Directions for this task
Return all lines from the entries below in which the word "nSIGNALING" is present.

---------- Data extract ----------

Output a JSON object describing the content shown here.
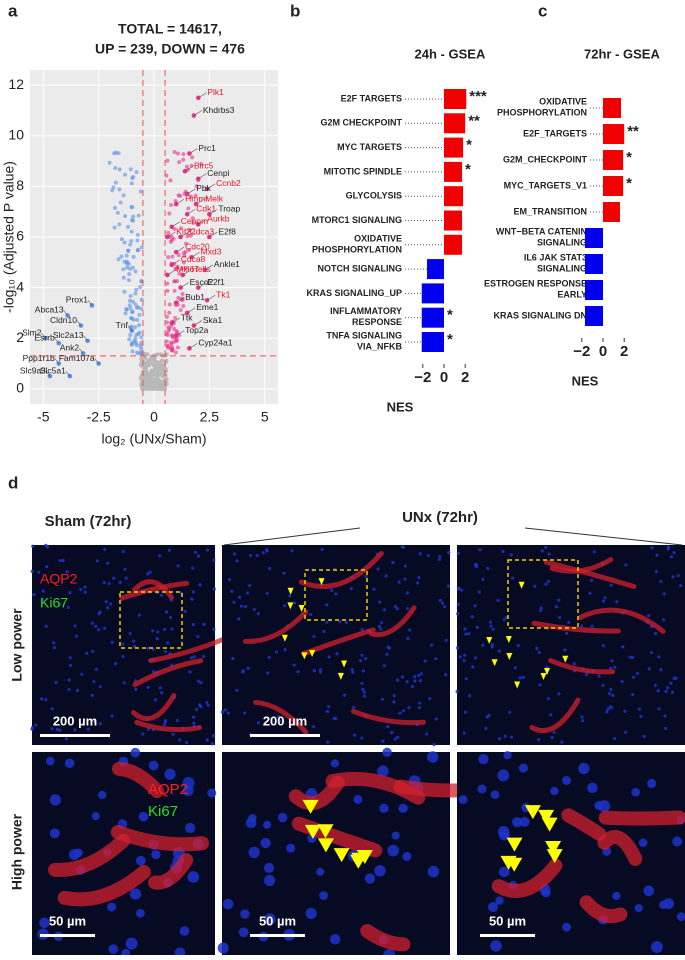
{
  "chart_data": [
    {
      "type": "scatter",
      "panel": "a",
      "title_lines": [
        "TOTAL = 14617,",
        "UP = 239, DOWN = 476"
      ],
      "xlabel": "log₂ (UNx/Sham)",
      "ylabel": "-log₁₀ (Adjusted P value)",
      "xlim": [
        -5.6,
        5.6
      ],
      "ylim": [
        -0.6,
        12.6
      ],
      "xticks": [
        -5,
        {
          "value": -2.5,
          "label": "-2.5"
        },
        0,
        {
          "value": 2.5,
          "label": "2.5"
        },
        5
      ],
      "yticks": [
        0,
        2,
        4,
        6,
        8,
        10,
        12
      ],
      "grid": true,
      "thresholds": {
        "x": [
          -0.5,
          0.5
        ],
        "y": 1.3,
        "color": "#f05050"
      },
      "up_color": "#e8338a",
      "down_color": "#5b8fe8",
      "genes": [
        {
          "label": "Plk1",
          "x": 2.0,
          "y": 11.5,
          "label_color": "#e8172a"
        },
        {
          "label": "Khdrbs3",
          "x": 1.8,
          "y": 10.8,
          "label_color": "#222222"
        },
        {
          "label": "Prc1",
          "x": 1.6,
          "y": 9.3,
          "label_color": "#222222"
        },
        {
          "label": "Birc5",
          "x": 1.4,
          "y": 8.6,
          "label_color": "#e8172a"
        },
        {
          "label": "Cenpi",
          "x": 2.0,
          "y": 8.3,
          "label_color": "#222222"
        },
        {
          "label": "Ccnb2",
          "x": 2.4,
          "y": 7.9,
          "label_color": "#e8172a"
        },
        {
          "label": "Pbk",
          "x": 1.5,
          "y": 7.7,
          "label_color": "#222222"
        },
        {
          "label": "Melk",
          "x": 1.9,
          "y": 7.3,
          "label_color": "#e8172a"
        },
        {
          "label": "Hmmr",
          "x": 1.0,
          "y": 7.3,
          "label_color": "#e8172a"
        },
        {
          "label": "Cdk1",
          "x": 1.5,
          "y": 6.9,
          "label_color": "#e8172a"
        },
        {
          "label": "Troap",
          "x": 2.5,
          "y": 6.9,
          "label_color": "#222222"
        },
        {
          "label": "Aurkb",
          "x": 2.0,
          "y": 6.5,
          "label_color": "#e8172a"
        },
        {
          "label": "Cenpm",
          "x": 0.8,
          "y": 6.4,
          "label_color": "#e8172a"
        },
        {
          "label": "Kif22",
          "x": 0.6,
          "y": 6.0,
          "label_color": "#e8172a"
        },
        {
          "label": "Cdca3",
          "x": 1.2,
          "y": 6.0,
          "label_color": "#e8172a"
        },
        {
          "label": "E2f8",
          "x": 2.5,
          "y": 6.0,
          "label_color": "#222222"
        },
        {
          "label": "Cdc20",
          "x": 1.0,
          "y": 5.4,
          "label_color": "#e8172a"
        },
        {
          "label": "Mxd3",
          "x": 1.7,
          "y": 5.2,
          "label_color": "#e8172a"
        },
        {
          "label": "Cdca8",
          "x": 0.8,
          "y": 4.9,
          "label_color": "#e8172a"
        },
        {
          "label": "Ankle1",
          "x": 2.3,
          "y": 4.7,
          "label_color": "#222222"
        },
        {
          "label": "Mki67",
          "x": 0.6,
          "y": 4.5,
          "label_color": "#e8172a"
        },
        {
          "label": "Hells",
          "x": 1.3,
          "y": 4.5,
          "label_color": "#e8172a"
        },
        {
          "label": "Esco2",
          "x": 1.2,
          "y": 4.0,
          "label_color": "#222222"
        },
        {
          "label": "E2f1",
          "x": 2.0,
          "y": 4.0,
          "label_color": "#222222"
        },
        {
          "label": "Tk1",
          "x": 2.4,
          "y": 3.5,
          "label_color": "#e8172a"
        },
        {
          "label": "Bub1",
          "x": 1.0,
          "y": 3.4,
          "label_color": "#222222"
        },
        {
          "label": "Eme1",
          "x": 1.5,
          "y": 3.0,
          "label_color": "#222222"
        },
        {
          "label": "Ttk",
          "x": 0.8,
          "y": 2.6,
          "label_color": "#222222"
        },
        {
          "label": "Ska1",
          "x": 1.8,
          "y": 2.5,
          "label_color": "#222222"
        },
        {
          "label": "Top2a",
          "x": 1.0,
          "y": 2.1,
          "label_color": "#222222"
        },
        {
          "label": "Cyp24a1",
          "x": 1.6,
          "y": 1.6,
          "label_color": "#222222"
        },
        {
          "label": "Prox1",
          "x": -2.8,
          "y": 3.3,
          "label_color": "#222222"
        },
        {
          "label": "Abca13",
          "x": -3.9,
          "y": 2.9,
          "label_color": "#222222"
        },
        {
          "label": "Cldn10",
          "x": -3.3,
          "y": 2.5,
          "label_color": "#222222"
        },
        {
          "label": "Slm2",
          "x": -4.9,
          "y": 2.0,
          "label_color": "#222222"
        },
        {
          "label": "Esrrb",
          "x": -4.3,
          "y": 1.8,
          "label_color": "#222222"
        },
        {
          "label": "Slc2a13",
          "x": -3.0,
          "y": 1.9,
          "label_color": "#222222"
        },
        {
          "label": "Tnf",
          "x": -1.0,
          "y": 2.3,
          "label_color": "#222222"
        },
        {
          "label": "Ank2",
          "x": -3.2,
          "y": 1.4,
          "label_color": "#222222"
        },
        {
          "label": "Ppp1r1b",
          "x": -4.3,
          "y": 1.0,
          "label_color": "#222222"
        },
        {
          "label": "Fam107a",
          "x": -2.5,
          "y": 1.0,
          "label_color": "#222222"
        },
        {
          "label": "Slc9a3",
          "x": -4.7,
          "y": 0.5,
          "label_color": "#222222"
        },
        {
          "label": "Slc5a1",
          "x": -3.8,
          "y": 0.5,
          "label_color": "#222222"
        }
      ]
    },
    {
      "type": "barh",
      "panel": "b",
      "title": "24h - GSEA",
      "xlabel": "NES",
      "xlim": [
        -3.2,
        3.2
      ],
      "xticks": [
        {
          "value": -2,
          "label": "−2"
        },
        0,
        2
      ],
      "pos_color": "#f00000",
      "neg_color": "#0000ee",
      "categories": [
        "E2F TARGETS",
        "G2M CHECKPOINT",
        "MYC TARGETS",
        "MITOTIC SPINDLE",
        "GLYCOLYSIS",
        "MTORC1 SIGNALING",
        "OXIDATIVE\nPHOSPHORYLATION",
        "NOTCH SIGNALING",
        "KRAS SIGNALING_UP",
        "INFLAMMATORY\nRESPONSE",
        "TNFA SIGNALING\nVIA_NFKB"
      ],
      "values": [
        2.1,
        2.0,
        1.8,
        1.7,
        1.8,
        1.7,
        1.7,
        -1.6,
        -2.1,
        -2.1,
        -2.1
      ],
      "annotations": [
        "***",
        "**",
        "*",
        "*",
        null,
        null,
        null,
        null,
        null,
        "*",
        "*"
      ]
    },
    {
      "type": "barh",
      "panel": "c",
      "title": "72hr - GSEA",
      "xlabel": "NES",
      "xlim": [
        -3.2,
        3.2
      ],
      "xticks": [
        {
          "value": -2,
          "label": "−2"
        },
        0,
        2
      ],
      "pos_color": "#f00000",
      "neg_color": "#0000ee",
      "categories": [
        "OXIDATIVE\nPHOSPHORYLATION",
        "E2F_TARGETS",
        "G2M_CHECKPOINT",
        "MYC_TARGETS_V1",
        "EM_TRANSITION",
        "WNT−BETA CATENIN\nSIGNALING",
        "IL6 JAK STAT3\nSIGNALING",
        "ESTROGEN RESPONSE\nEARLY",
        "KRAS SIGNALING DN"
      ],
      "values": [
        1.7,
        2.0,
        1.9,
        1.9,
        1.6,
        -1.7,
        -1.7,
        -1.7,
        -1.7
      ],
      "annotations": [
        null,
        "**",
        "*",
        "*",
        null,
        null,
        null,
        null,
        null
      ]
    }
  ],
  "figure": {
    "panel": "d",
    "sham_title": "Sham (72hr)",
    "unx_title": "UNx (72hr)",
    "row_labels": [
      "Low power",
      "High power"
    ],
    "stain_labels": [
      "AQP2",
      "Ki67"
    ],
    "scale_bars": [
      "200 µm",
      "200 µm",
      "50 µm",
      "50 µm",
      "50 µm"
    ]
  }
}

----------

Solved problem
        "WNT−BETA CATENIN\nSIGNALING",
        "IL6 JAK STAT3\nSIGNALING",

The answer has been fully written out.